[Start Material for this exercise]
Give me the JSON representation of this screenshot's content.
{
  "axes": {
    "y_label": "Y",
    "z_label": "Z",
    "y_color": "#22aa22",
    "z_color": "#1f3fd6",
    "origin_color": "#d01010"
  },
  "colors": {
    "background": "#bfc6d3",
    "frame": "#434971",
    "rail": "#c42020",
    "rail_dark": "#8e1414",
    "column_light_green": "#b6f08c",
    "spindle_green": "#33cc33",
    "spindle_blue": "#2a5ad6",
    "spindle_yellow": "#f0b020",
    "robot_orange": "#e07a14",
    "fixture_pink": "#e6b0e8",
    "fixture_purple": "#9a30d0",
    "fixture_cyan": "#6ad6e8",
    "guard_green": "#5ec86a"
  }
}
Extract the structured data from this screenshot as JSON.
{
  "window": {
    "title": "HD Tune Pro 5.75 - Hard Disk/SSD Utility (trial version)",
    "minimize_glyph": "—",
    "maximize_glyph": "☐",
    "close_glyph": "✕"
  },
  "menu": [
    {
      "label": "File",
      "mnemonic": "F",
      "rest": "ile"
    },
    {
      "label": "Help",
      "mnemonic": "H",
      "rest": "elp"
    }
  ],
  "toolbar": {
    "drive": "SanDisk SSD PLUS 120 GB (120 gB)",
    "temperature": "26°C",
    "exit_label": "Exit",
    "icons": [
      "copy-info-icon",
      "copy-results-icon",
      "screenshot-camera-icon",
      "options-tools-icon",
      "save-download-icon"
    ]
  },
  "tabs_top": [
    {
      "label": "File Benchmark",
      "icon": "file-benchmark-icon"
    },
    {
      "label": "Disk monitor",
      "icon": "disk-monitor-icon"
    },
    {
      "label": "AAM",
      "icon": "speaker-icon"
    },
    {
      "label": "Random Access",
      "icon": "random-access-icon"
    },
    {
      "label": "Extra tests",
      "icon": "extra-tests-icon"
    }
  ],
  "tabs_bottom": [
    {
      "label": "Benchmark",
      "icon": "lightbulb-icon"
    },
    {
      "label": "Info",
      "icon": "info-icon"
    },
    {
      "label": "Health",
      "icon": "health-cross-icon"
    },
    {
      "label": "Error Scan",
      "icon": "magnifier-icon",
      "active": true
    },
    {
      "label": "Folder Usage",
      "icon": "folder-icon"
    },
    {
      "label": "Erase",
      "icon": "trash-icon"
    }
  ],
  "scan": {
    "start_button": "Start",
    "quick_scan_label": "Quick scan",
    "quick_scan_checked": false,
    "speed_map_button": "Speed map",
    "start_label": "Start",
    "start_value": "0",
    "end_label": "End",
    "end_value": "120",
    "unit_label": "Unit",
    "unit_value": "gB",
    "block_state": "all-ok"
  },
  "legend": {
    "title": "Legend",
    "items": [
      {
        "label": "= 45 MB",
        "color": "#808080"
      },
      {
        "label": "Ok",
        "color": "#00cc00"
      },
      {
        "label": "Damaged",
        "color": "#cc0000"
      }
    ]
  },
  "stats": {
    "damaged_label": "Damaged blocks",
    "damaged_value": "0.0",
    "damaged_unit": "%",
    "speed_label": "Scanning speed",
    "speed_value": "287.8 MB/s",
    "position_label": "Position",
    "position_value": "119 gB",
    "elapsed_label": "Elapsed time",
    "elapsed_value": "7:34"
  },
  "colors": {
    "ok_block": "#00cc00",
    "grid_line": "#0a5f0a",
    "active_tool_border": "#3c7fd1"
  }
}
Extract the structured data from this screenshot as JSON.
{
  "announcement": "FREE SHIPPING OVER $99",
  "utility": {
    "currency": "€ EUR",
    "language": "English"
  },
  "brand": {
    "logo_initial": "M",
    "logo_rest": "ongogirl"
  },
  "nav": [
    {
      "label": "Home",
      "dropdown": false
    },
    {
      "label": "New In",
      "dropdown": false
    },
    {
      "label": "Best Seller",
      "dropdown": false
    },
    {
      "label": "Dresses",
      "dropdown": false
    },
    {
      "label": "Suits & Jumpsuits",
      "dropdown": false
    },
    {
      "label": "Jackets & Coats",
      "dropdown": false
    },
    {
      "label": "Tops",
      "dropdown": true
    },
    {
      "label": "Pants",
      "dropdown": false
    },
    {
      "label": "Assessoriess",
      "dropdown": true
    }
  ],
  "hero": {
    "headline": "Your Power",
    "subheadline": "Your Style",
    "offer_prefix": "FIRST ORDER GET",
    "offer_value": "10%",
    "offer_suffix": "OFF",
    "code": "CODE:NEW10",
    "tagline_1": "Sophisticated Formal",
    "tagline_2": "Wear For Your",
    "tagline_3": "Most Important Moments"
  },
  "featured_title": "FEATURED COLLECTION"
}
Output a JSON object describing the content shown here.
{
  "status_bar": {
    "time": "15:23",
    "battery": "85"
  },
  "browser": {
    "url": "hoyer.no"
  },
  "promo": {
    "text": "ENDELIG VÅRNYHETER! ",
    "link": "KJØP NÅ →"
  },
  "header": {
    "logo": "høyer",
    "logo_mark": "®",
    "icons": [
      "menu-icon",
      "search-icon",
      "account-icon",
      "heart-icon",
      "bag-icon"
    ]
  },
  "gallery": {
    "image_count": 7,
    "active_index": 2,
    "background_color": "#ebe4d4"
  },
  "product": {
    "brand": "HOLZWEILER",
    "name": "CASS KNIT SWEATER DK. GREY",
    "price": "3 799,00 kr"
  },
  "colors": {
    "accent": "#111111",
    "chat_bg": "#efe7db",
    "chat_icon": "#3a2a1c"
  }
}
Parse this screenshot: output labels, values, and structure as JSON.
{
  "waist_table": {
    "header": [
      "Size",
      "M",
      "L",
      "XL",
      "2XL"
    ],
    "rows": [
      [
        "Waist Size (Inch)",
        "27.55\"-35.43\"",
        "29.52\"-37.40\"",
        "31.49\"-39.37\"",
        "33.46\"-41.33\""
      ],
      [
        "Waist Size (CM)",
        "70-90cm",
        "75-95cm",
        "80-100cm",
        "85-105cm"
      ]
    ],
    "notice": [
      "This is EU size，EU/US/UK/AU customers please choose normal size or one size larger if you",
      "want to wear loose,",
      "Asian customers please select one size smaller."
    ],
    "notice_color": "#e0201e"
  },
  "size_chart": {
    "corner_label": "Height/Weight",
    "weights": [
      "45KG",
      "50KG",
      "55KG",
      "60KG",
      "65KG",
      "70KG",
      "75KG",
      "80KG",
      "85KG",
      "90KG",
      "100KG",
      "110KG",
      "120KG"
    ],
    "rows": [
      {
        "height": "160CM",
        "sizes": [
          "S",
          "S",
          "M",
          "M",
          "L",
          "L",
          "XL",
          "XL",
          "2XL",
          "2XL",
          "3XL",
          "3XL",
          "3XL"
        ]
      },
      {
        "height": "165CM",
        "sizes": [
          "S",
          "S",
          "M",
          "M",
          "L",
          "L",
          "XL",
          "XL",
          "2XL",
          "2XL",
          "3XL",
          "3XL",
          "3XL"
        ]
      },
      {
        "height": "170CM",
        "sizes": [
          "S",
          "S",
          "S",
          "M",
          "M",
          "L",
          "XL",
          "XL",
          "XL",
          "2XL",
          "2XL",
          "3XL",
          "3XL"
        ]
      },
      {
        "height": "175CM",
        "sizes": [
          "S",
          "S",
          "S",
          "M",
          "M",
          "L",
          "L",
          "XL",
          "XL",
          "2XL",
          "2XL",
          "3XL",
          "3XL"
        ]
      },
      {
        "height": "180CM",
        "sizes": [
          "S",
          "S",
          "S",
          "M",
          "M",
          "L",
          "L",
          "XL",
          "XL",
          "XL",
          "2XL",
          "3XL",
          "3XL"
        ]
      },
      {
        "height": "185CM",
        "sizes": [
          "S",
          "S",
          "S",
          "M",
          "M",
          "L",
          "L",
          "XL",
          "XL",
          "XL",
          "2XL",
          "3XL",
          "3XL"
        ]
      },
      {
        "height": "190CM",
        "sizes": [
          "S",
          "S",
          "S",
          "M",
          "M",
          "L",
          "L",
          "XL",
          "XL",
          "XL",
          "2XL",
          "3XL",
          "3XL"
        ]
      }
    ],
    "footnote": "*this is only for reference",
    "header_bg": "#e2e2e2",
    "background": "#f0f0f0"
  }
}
[End Material for this exercise]
> Challenge
Where does the word "Your" appear in the listing? List each line that holds it.

> Answer below
    "headline": "Your Power",
    "subheadline": "Your Style",
    "tagline_2": "Wear For Your",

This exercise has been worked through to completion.